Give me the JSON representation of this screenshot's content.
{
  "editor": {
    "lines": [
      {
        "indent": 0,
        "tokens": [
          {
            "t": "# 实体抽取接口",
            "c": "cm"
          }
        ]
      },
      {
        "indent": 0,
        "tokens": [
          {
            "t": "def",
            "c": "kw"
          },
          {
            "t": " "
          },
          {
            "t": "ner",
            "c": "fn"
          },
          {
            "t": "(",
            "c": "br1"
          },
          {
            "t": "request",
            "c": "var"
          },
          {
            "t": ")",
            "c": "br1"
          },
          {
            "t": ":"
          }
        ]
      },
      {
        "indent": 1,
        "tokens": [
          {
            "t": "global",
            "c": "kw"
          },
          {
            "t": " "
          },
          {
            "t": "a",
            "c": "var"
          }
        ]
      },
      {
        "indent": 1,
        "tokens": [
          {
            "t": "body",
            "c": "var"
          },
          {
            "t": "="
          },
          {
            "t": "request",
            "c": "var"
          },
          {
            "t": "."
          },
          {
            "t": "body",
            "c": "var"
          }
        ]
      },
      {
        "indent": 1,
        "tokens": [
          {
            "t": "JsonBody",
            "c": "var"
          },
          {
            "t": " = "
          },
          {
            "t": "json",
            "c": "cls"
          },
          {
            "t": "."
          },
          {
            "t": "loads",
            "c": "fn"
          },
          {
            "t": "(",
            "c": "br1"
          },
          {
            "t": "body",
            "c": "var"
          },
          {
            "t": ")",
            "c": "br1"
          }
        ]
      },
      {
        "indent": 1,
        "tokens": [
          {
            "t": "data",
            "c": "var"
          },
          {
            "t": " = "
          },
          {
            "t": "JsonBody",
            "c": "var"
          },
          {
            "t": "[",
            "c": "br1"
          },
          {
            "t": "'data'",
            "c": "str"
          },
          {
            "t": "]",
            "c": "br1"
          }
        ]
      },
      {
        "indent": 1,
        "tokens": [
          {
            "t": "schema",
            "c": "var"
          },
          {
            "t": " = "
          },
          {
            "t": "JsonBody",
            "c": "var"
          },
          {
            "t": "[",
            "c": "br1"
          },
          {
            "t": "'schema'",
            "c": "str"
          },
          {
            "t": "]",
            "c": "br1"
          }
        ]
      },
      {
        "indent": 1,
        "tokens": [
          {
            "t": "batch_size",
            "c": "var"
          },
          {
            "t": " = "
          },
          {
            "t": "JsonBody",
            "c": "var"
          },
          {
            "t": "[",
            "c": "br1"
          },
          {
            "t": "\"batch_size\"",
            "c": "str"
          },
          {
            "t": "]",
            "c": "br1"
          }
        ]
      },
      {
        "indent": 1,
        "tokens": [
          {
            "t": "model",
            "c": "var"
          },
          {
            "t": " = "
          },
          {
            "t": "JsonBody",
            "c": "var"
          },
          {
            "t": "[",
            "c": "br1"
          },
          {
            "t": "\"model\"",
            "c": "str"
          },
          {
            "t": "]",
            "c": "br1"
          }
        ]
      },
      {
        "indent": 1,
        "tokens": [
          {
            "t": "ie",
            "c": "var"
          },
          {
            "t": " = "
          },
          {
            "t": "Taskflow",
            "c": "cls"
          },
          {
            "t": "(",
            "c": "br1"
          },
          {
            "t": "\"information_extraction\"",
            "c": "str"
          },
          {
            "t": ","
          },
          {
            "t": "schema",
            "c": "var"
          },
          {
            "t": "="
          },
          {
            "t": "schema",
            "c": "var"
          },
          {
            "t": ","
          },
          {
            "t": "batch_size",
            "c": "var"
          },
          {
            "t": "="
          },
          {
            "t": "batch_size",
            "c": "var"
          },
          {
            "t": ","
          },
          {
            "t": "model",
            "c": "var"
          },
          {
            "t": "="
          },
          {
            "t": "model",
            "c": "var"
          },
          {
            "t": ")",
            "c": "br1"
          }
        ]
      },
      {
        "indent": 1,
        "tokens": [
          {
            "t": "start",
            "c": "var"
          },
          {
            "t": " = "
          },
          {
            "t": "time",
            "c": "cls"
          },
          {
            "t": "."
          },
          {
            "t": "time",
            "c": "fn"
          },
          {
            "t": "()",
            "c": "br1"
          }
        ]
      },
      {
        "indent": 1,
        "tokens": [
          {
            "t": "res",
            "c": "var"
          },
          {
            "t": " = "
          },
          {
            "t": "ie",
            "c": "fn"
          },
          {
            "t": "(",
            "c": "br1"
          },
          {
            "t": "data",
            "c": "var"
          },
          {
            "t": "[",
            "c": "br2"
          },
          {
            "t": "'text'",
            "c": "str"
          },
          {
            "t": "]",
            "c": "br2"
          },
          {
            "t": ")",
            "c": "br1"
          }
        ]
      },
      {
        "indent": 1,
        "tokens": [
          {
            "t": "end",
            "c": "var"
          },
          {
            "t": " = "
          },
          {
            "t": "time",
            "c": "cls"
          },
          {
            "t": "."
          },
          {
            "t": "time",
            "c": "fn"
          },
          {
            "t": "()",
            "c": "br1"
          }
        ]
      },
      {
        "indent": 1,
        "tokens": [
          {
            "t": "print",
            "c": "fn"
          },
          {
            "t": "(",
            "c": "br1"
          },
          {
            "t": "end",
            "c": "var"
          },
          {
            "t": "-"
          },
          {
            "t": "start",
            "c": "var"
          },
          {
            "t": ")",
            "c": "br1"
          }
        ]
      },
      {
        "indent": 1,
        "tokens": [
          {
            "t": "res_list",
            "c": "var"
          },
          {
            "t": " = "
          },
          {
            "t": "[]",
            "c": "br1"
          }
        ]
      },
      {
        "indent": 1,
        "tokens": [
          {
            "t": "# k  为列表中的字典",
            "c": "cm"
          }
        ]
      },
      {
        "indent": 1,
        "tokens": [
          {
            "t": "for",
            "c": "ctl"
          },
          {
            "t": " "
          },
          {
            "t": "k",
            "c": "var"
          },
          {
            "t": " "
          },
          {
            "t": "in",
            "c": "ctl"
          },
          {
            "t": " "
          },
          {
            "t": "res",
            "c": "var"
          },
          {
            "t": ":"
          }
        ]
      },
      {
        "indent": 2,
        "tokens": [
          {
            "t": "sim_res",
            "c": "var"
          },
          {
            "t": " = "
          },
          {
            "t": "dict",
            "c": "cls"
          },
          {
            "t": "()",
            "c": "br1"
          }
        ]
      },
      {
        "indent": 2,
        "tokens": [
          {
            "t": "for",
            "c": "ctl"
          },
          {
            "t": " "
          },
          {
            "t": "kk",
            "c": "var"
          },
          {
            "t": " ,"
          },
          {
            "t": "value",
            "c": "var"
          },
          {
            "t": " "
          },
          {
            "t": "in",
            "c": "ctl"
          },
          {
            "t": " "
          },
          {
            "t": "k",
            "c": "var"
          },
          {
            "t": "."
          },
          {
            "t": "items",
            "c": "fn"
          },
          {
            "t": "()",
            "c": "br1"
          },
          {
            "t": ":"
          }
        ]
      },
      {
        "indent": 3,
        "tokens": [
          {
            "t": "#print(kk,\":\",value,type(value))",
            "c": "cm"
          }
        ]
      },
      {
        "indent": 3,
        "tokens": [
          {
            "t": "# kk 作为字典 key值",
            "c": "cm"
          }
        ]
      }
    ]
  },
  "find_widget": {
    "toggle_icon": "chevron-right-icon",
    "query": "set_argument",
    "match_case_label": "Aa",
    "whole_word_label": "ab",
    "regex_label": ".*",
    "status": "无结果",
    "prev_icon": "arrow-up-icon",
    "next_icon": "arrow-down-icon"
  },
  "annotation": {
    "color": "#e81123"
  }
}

> [Aim of the exercise]: Working from the material above, retype it in its entirety without change.

> [Finished exercise]:
Give me the JSON representation of this screenshot's content.
{
  "editor": {
    "lines": [
      {
        "indent": 0,
        "tokens": [
          {
            "t": "# 实体抽取接口",
            "c": "cm"
          }
        ]
      },
      {
        "indent": 0,
        "tokens": [
          {
            "t": "def",
            "c": "kw"
          },
          {
            "t": " "
          },
          {
            "t": "ner",
            "c": "fn"
          },
          {
            "t": "(",
            "c": "br1"
          },
          {
            "t": "request",
            "c": "var"
          },
          {
            "t": ")",
            "c": "br1"
          },
          {
            "t": ":"
          }
        ]
      },
      {
        "indent": 1,
        "tokens": [
          {
            "t": "global",
            "c": "kw"
          },
          {
            "t": " "
          },
          {
            "t": "a",
            "c": "var"
          }
        ]
      },
      {
        "indent": 1,
        "tokens": [
          {
            "t": "body",
            "c": "var"
          },
          {
            "t": "="
          },
          {
            "t": "request",
            "c": "var"
          },
          {
            "t": "."
          },
          {
            "t": "body",
            "c": "var"
          }
        ]
      },
      {
        "indent": 1,
        "tokens": [
          {
            "t": "JsonBody",
            "c": "var"
          },
          {
            "t": " = "
          },
          {
            "t": "json",
            "c": "cls"
          },
          {
            "t": "."
          },
          {
            "t": "loads",
            "c": "fn"
          },
          {
            "t": "(",
            "c": "br1"
          },
          {
            "t": "body",
            "c": "var"
          },
          {
            "t": ")",
            "c": "br1"
          }
        ]
      },
      {
        "indent": 1,
        "tokens": [
          {
            "t": "data",
            "c": "var"
          },
          {
            "t": " = "
          },
          {
            "t": "JsonBody",
            "c": "var"
          },
          {
            "t": "[",
            "c": "br1"
          },
          {
            "t": "'data'",
            "c": "str"
          },
          {
            "t": "]",
            "c": "br1"
          }
        ]
      },
      {
        "indent": 1,
        "tokens": [
          {
            "t": "schema",
            "c": "var"
          },
          {
            "t": " = "
          },
          {
            "t": "JsonBody",
            "c": "var"
          },
          {
            "t": "[",
            "c": "br1"
          },
          {
            "t": "'schema'",
            "c": "str"
          },
          {
            "t": "]",
            "c": "br1"
          }
        ]
      },
      {
        "indent": 1,
        "tokens": [
          {
            "t": "batch_size",
            "c": "var"
          },
          {
            "t": " = "
          },
          {
            "t": "JsonBody",
            "c": "var"
          },
          {
            "t": "[",
            "c": "br1"
          },
          {
            "t": "\"batch_size\"",
            "c": "str"
          },
          {
            "t": "]",
            "c": "br1"
          }
        ]
      },
      {
        "indent": 1,
        "tokens": [
          {
            "t": "model",
            "c": "var"
          },
          {
            "t": " = "
          },
          {
            "t": "JsonBody",
            "c": "var"
          },
          {
            "t": "[",
            "c": "br1"
          },
          {
            "t": "\"model\"",
            "c": "str"
          },
          {
            "t": "]",
            "c": "br1"
          }
        ]
      },
      {
        "indent": 1,
        "tokens": [
          {
            "t": "ie",
            "c": "var"
          },
          {
            "t": " = "
          },
          {
            "t": "Taskflow",
            "c": "cls"
          },
          {
            "t": "(",
            "c": "br1"
          },
          {
            "t": "\"information_extraction\"",
            "c": "str"
          },
          {
            "t": ","
          },
          {
            "t": "schema",
            "c": "var"
          },
          {
            "t": "="
          },
          {
            "t": "schema",
            "c": "var"
          },
          {
            "t": ","
          },
          {
            "t": "batch_size",
            "c": "var"
          },
          {
            "t": "="
          },
          {
            "t": "batch_size",
            "c": "var"
          },
          {
            "t": ","
          },
          {
            "t": "model",
            "c": "var"
          },
          {
            "t": "="
          },
          {
            "t": "model",
            "c": "var"
          },
          {
            "t": ")",
            "c": "br1"
          }
        ]
      },
      {
        "indent": 1,
        "tokens": [
          {
            "t": "start",
            "c": "var"
          },
          {
            "t": " = "
          },
          {
            "t": "time",
            "c": "cls"
          },
          {
            "t": "."
          },
          {
            "t": "time",
            "c": "fn"
          },
          {
            "t": "()",
            "c": "br1"
          }
        ]
      },
      {
        "indent": 1,
        "tokens": [
          {
            "t": "res",
            "c": "var"
          },
          {
            "t": " = "
          },
          {
            "t": "ie",
            "c": "fn"
          },
          {
            "t": "(",
            "c": "br1"
          },
          {
            "t": "data",
            "c": "var"
          },
          {
            "t": "[",
            "c": "br2"
          },
          {
            "t": "'text'",
            "c": "str"
          },
          {
            "t": "]",
            "c": "br2"
          },
          {
            "t": ")",
            "c": "br1"
          }
        ]
      },
      {
        "indent": 1,
        "tokens": [
          {
            "t": "end",
            "c": "var"
          },
          {
            "t": " = "
          },
          {
            "t": "time",
            "c": "cls"
          },
          {
            "t": "."
          },
          {
            "t": "time",
            "c": "fn"
          },
          {
            "t": "()",
            "c": "br1"
          }
        ]
      },
      {
        "indent": 1,
        "tokens": [
          {
            "t": "print",
            "c": "fn"
          },
          {
            "t": "(",
            "c": "br1"
          },
          {
            "t": "end",
            "c": "var"
          },
          {
            "t": "-"
          },
          {
            "t": "start",
            "c": "var"
          },
          {
            "t": ")",
            "c": "br1"
          }
        ]
      },
      {
        "indent": 1,
        "tokens": [
          {
            "t": "res_list",
            "c": "var"
          },
          {
            "t": " = "
          },
          {
            "t": "[]",
            "c": "br1"
          }
        ]
      },
      {
        "indent": 1,
        "tokens": [
          {
            "t": "# k  为列表中的字典",
            "c": "cm"
          }
        ]
      },
      {
        "indent": 1,
        "tokens": [
          {
            "t": "for",
            "c": "ctl"
          },
          {
            "t": " "
          },
          {
            "t": "k",
            "c": "var"
          },
          {
            "t": " "
          },
          {
            "t": "in",
            "c": "ctl"
          },
          {
            "t": " "
          },
          {
            "t": "res",
            "c": "var"
          },
          {
            "t": ":"
          }
        ]
      },
      {
        "indent": 2,
        "tokens": [
          {
            "t": "sim_res",
            "c": "var"
          },
          {
            "t": " = "
          },
          {
            "t": "dict",
            "c": "cls"
          },
          {
            "t": "()",
            "c": "br1"
          }
        ]
      },
      {
        "indent": 2,
        "tokens": [
          {
            "t": "for",
            "c": "ctl"
          },
          {
            "t": " "
          },
          {
            "t": "kk",
            "c": "var"
          },
          {
            "t": " ,"
          },
          {
            "t": "value",
            "c": "var"
          },
          {
            "t": " "
          },
          {
            "t": "in",
            "c": "ctl"
          },
          {
            "t": " "
          },
          {
            "t": "k",
            "c": "var"
          },
          {
            "t": "."
          },
          {
            "t": "items",
            "c": "fn"
          },
          {
            "t": "()",
            "c": "br1"
          },
          {
            "t": ":"
          }
        ]
      },
      {
        "indent": 3,
        "tokens": [
          {
            "t": "#print(kk,\":\",value,type(value))",
            "c": "cm"
          }
        ]
      },
      {
        "indent": 3,
        "tokens": [
          {
            "t": "# kk 作为字典 key值",
            "c": "cm"
          }
        ]
      }
    ]
  },
  "find_widget": {
    "toggle_icon": "chevron-right-icon",
    "query": "set_argument",
    "match_case_label": "Aa",
    "whole_word_label": "ab",
    "regex_label": ".*",
    "status": "无结果",
    "prev_icon": "arrow-up-icon",
    "next_icon": "arrow-down-icon"
  },
  "annotation": {
    "color": "#e81123"
  }
}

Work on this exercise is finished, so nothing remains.